**Your instructions**
Extract every line of the data below and copy each one verbatim, keeping the original order.

**Records for processing**
>> begin

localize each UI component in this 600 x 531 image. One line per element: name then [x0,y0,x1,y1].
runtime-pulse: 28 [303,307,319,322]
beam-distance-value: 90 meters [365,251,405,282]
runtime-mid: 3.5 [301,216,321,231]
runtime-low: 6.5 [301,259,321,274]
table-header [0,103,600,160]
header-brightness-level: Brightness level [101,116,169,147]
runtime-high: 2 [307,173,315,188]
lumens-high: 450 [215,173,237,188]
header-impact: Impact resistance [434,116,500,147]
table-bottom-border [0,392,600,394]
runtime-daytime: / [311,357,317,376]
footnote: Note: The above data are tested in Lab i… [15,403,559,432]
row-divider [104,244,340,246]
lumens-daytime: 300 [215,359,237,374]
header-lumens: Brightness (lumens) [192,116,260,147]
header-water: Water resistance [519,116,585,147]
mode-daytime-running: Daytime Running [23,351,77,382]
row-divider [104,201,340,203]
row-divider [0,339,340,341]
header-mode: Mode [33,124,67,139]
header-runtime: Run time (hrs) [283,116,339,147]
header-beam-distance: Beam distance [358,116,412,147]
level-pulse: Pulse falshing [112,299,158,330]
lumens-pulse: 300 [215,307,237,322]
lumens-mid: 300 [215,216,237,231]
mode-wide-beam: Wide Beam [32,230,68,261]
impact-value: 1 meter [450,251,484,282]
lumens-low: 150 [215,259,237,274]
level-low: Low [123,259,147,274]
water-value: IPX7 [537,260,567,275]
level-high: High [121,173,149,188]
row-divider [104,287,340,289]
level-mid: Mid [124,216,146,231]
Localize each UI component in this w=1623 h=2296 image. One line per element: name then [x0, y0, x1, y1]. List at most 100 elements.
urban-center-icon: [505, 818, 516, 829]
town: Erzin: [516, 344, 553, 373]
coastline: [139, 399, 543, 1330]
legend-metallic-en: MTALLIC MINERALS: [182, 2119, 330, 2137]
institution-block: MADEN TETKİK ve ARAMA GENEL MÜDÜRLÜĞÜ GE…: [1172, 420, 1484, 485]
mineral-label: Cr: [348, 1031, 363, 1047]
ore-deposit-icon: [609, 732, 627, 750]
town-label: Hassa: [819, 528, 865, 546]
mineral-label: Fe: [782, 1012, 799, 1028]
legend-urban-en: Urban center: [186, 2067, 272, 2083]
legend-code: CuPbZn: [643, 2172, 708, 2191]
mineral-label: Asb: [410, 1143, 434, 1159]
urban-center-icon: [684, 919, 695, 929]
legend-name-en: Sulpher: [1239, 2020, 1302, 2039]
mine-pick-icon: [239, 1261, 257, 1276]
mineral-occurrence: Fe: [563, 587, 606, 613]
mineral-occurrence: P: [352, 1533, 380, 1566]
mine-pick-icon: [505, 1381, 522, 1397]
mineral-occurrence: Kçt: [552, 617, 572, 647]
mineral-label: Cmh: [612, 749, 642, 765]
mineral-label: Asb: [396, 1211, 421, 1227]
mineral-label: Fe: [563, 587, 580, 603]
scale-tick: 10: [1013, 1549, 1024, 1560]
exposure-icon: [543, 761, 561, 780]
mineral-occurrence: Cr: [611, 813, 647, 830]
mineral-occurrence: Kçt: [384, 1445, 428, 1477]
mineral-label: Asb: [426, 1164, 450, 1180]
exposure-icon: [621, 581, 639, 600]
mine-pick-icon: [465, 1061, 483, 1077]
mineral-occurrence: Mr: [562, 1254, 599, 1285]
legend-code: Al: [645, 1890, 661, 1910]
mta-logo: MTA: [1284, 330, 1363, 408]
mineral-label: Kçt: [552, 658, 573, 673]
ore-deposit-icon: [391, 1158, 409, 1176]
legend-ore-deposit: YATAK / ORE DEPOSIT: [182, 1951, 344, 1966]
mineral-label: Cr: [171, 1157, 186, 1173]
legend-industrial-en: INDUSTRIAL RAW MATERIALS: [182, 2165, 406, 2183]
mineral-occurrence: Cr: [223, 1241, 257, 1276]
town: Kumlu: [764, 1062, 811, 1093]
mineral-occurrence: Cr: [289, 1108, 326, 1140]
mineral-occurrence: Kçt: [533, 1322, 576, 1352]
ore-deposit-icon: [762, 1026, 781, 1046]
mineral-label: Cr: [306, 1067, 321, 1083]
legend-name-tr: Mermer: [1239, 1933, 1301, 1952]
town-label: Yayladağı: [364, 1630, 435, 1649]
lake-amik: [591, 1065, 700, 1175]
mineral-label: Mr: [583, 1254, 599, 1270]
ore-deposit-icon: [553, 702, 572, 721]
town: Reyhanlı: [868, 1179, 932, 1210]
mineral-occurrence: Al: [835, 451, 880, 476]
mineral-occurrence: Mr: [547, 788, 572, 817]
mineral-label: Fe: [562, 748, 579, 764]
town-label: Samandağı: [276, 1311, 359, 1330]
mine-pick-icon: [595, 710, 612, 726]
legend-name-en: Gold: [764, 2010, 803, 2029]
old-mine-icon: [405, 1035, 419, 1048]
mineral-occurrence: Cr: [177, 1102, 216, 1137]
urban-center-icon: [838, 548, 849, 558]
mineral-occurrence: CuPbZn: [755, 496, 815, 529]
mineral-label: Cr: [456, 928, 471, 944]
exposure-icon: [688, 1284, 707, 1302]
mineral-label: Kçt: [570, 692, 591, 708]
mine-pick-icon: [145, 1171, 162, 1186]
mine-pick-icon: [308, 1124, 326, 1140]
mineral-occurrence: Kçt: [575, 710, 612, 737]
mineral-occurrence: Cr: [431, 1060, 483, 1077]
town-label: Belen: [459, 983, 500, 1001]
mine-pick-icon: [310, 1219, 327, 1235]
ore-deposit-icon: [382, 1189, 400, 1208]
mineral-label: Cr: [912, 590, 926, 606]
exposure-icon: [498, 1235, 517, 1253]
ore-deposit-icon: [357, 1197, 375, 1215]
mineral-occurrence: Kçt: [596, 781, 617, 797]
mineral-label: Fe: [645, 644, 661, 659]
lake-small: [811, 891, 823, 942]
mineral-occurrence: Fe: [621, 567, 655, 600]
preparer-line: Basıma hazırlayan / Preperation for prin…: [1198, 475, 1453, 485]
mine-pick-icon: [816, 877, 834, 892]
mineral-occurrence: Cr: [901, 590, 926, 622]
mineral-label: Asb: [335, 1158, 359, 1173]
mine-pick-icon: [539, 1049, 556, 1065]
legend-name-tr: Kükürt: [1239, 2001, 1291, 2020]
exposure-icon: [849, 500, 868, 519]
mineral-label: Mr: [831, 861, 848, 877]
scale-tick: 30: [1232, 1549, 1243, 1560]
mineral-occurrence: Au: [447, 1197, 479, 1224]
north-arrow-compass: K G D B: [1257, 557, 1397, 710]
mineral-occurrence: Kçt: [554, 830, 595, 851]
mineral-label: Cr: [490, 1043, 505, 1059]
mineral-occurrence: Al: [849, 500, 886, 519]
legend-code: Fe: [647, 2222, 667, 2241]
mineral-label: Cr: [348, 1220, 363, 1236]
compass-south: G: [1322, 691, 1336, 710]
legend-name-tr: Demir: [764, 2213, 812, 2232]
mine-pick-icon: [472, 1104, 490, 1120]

>> end

**The reply**
localize each UI component in this 600 x 531 image. One line per element: name then [x0,y0,x1,y1].
runtime-pulse: 28 [303,307,319,322]
beam-distance-value: 90 meters [365,251,405,282]
runtime-mid: 3.5 [301,216,321,231]
runtime-low: 6.5 [301,259,321,274]
table-header [0,103,600,160]
header-brightness-level: Brightness level [101,116,169,147]
runtime-high: 2 [307,173,315,188]
lumens-high: 450 [215,173,237,188]
header-impact: Impact resistance [434,116,500,147]
table-bottom-border [0,392,600,394]
runtime-daytime: / [311,357,317,376]
footnote: Note: The above data are tested in Lab i… [15,403,559,432]
row-divider [104,244,340,246]
lumens-daytime: 300 [215,359,237,374]
header-lumens: Brightness (lumens) [192,116,260,147]
header-water: Water resistance [519,116,585,147]
mode-daytime-running: Daytime Running [23,351,77,382]
row-divider [104,201,340,203]
row-divider [0,339,340,341]
header-mode: Mode [33,124,67,139]
header-runtime: Run time (hrs) [283,116,339,147]
header-beam-distance: Beam distance [358,116,412,147]
level-pulse: Pulse falshing [112,299,158,330]
lumens-pulse: 300 [215,307,237,322]
lumens-mid: 300 [215,216,237,231]
mode-wide-beam: Wide Beam [32,230,68,261]
impact-value: 1 meter [450,251,484,282]
lumens-low: 150 [215,259,237,274]
level-low: Low [123,259,147,274]
water-value: IPX7 [537,260,567,275]
level-high: High [121,173,149,188]
row-divider [104,287,340,289]
level-mid: Mid [124,216,146,231]
Localize each UI component in this w=1623 h=2296 image. One line per element: name then [x0, y0, x1, y1]. List at most 100 elements.
urban-center-icon: [505, 818, 516, 829]
town: Erzin: [516, 344, 553, 373]
coastline: [139, 399, 543, 1330]
legend-metallic-en: MTALLIC MINERALS: [182, 2119, 330, 2137]
institution-block: MADEN TETKİK ve ARAMA GENEL MÜDÜRLÜĞÜ GE…: [1172, 420, 1484, 485]
mineral-label: Cr: [348, 1031, 363, 1047]
ore-deposit-icon: [609, 732, 627, 750]
town-label: Hassa: [819, 528, 865, 546]
mineral-label: Fe: [782, 1012, 799, 1028]
legend-urban-en: Urban center: [186, 2067, 272, 2083]
legend-code: CuPbZn: [643, 2172, 708, 2191]
mineral-label: Asb: [410, 1143, 434, 1159]
urban-center-icon: [684, 919, 695, 929]
legend-name-en: Sulpher: [1239, 2020, 1302, 2039]
mine-pick-icon: [239, 1261, 257, 1276]
mineral-occurrence: Fe: [563, 587, 606, 613]
mineral-occurrence: P: [352, 1533, 380, 1566]
mine-pick-icon: [505, 1381, 522, 1397]
mineral-occurrence: Kçt: [552, 617, 572, 647]
mineral-label: Cmh: [612, 749, 642, 765]
mineral-label: Asb: [396, 1211, 421, 1227]
mineral-label: Fe: [563, 587, 580, 603]
scale-tick: 10: [1013, 1549, 1024, 1560]
exposure-icon: [543, 761, 561, 780]
mineral-occurrence: Cr: [611, 813, 647, 830]
mineral-occurrence: Kçt: [384, 1445, 428, 1477]
mineral-label: Asb: [426, 1164, 450, 1180]
exposure-icon: [621, 581, 639, 600]
mine-pick-icon: [465, 1061, 483, 1077]
mineral-occurrence: Mr: [562, 1254, 599, 1285]
legend-code: Al: [645, 1890, 661, 1910]
mta-logo: MTA: [1284, 330, 1363, 408]
mineral-label: Kçt: [552, 658, 573, 673]
ore-deposit-icon: [391, 1158, 409, 1176]
legend-ore-deposit: YATAK / ORE DEPOSIT: [182, 1951, 344, 1966]
mineral-label: Cr: [171, 1157, 186, 1173]
legend-industrial-en: INDUSTRIAL RAW MATERIALS: [182, 2165, 406, 2183]
mineral-occurrence: Cr: [223, 1241, 257, 1276]
town: Kumlu: [764, 1062, 811, 1093]
mineral-occurrence: Cr: [289, 1108, 326, 1140]
mineral-occurrence: Kçt: [533, 1322, 576, 1352]
ore-deposit-icon: [762, 1026, 781, 1046]
mineral-label: Cr: [306, 1067, 321, 1083]
legend-name-tr: Mermer: [1239, 1933, 1301, 1952]
town-label: Yayladağı: [364, 1630, 435, 1649]
lake-amik: [591, 1065, 700, 1175]
mineral-label: Mr: [583, 1254, 599, 1270]
ore-deposit-icon: [553, 702, 572, 721]
town: Reyhanlı: [868, 1179, 932, 1210]
mineral-occurrence: Al: [835, 451, 880, 476]
mineral-occurrence: Mr: [547, 788, 572, 817]
mineral-label: Fe: [562, 748, 579, 764]
town-label: Samandağı: [276, 1311, 359, 1330]
mine-pick-icon: [595, 710, 612, 726]
legend-name-en: Gold: [764, 2010, 803, 2029]
old-mine-icon: [405, 1035, 419, 1048]
mineral-occurrence: Cr: [177, 1102, 216, 1137]
urban-center-icon: [838, 548, 849, 558]
mineral-occurrence: CuPbZn: [755, 496, 815, 529]
mineral-label: Cr: [456, 928, 471, 944]
exposure-icon: [688, 1284, 707, 1302]
mineral-label: Kçt: [570, 692, 591, 708]
mine-pick-icon: [145, 1171, 162, 1186]
mine-pick-icon: [308, 1124, 326, 1140]
mineral-occurrence: Kçt: [575, 710, 612, 737]
mineral-occurrence: Cr: [431, 1060, 483, 1077]
town-label: Belen: [459, 983, 500, 1001]
mine-pick-icon: [310, 1219, 327, 1235]
ore-deposit-icon: [382, 1189, 400, 1208]
mineral-label: Cr: [912, 590, 926, 606]
exposure-icon: [498, 1235, 517, 1253]
ore-deposit-icon: [357, 1197, 375, 1215]
mineral-occurrence: Kçt: [596, 781, 617, 797]
mineral-label: Fe: [645, 644, 661, 659]
lake-small: [811, 891, 823, 942]
mineral-occurrence: Fe: [621, 567, 655, 600]
preparer-line: Basıma hazırlayan / Preperation for prin…: [1198, 475, 1453, 485]
mine-pick-icon: [816, 877, 834, 892]
mineral-occurrence: Cr: [901, 590, 926, 622]
mineral-label: Asb: [335, 1158, 359, 1173]
mine-pick-icon: [539, 1049, 556, 1065]
legend-name-tr: Kükürt: [1239, 2001, 1291, 2020]
exposure-icon: [849, 500, 868, 519]
mineral-label: Mr: [831, 861, 848, 877]
scale-tick: 30: [1232, 1549, 1243, 1560]
mineral-occurrence: Au: [447, 1197, 479, 1224]
north-arrow-compass: K G D B: [1257, 557, 1397, 710]
mineral-occurrence: Kçt: [554, 830, 595, 851]
mineral-label: Cr: [490, 1043, 505, 1059]
mineral-occurrence: Al: [849, 500, 886, 519]
legend-code: Fe: [647, 2222, 667, 2241]
mineral-label: Cr: [348, 1220, 363, 1236]
compass-south: G: [1322, 691, 1336, 710]
legend-name-tr: Demir: [764, 2213, 812, 2232]
mine-pick-icon: [472, 1104, 490, 1120]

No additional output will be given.